▸ WRITTEN EXERCISE: The records below must be retyped exactly.

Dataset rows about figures
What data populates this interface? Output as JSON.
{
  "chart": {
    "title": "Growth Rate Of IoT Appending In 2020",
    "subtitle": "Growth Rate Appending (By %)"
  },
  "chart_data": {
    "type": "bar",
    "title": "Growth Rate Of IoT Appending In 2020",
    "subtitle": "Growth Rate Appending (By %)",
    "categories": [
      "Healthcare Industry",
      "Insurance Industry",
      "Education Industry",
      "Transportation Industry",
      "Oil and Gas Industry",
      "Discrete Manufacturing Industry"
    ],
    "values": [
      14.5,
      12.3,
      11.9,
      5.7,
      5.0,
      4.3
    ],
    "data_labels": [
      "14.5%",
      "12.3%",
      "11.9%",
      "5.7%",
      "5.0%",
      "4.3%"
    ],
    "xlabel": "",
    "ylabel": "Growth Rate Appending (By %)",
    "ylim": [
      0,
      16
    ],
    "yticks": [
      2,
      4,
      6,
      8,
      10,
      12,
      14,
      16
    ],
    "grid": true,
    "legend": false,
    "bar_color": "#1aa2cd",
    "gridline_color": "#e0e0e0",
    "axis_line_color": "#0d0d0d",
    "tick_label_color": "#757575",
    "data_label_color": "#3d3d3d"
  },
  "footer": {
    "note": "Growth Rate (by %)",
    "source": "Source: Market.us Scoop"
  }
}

▸ RESPONSE:
What data populates this interface? Output as JSON.
{
  "chart": {
    "title": "Growth Rate Of IoT Appending In 2020",
    "subtitle": "Growth Rate Appending (By %)"
  },
  "chart_data": {
    "type": "bar",
    "title": "Growth Rate Of IoT Appending In 2020",
    "subtitle": "Growth Rate Appending (By %)",
    "categories": [
      "Healthcare Industry",
      "Insurance Industry",
      "Education Industry",
      "Transportation Industry",
      "Oil and Gas Industry",
      "Discrete Manufacturing Industry"
    ],
    "values": [
      14.5,
      12.3,
      11.9,
      5.7,
      5.0,
      4.3
    ],
    "data_labels": [
      "14.5%",
      "12.3%",
      "11.9%",
      "5.7%",
      "5.0%",
      "4.3%"
    ],
    "xlabel": "",
    "ylabel": "Growth Rate Appending (By %)",
    "ylim": [
      0,
      16
    ],
    "yticks": [
      2,
      4,
      6,
      8,
      10,
      12,
      14,
      16
    ],
    "grid": true,
    "legend": false,
    "bar_color": "#1aa2cd",
    "gridline_color": "#e0e0e0",
    "axis_line_color": "#0d0d0d",
    "tick_label_color": "#757575",
    "data_label_color": "#3d3d3d"
  },
  "footer": {
    "note": "Growth Rate (by %)",
    "source": "Source: Market.us Scoop"
  }
}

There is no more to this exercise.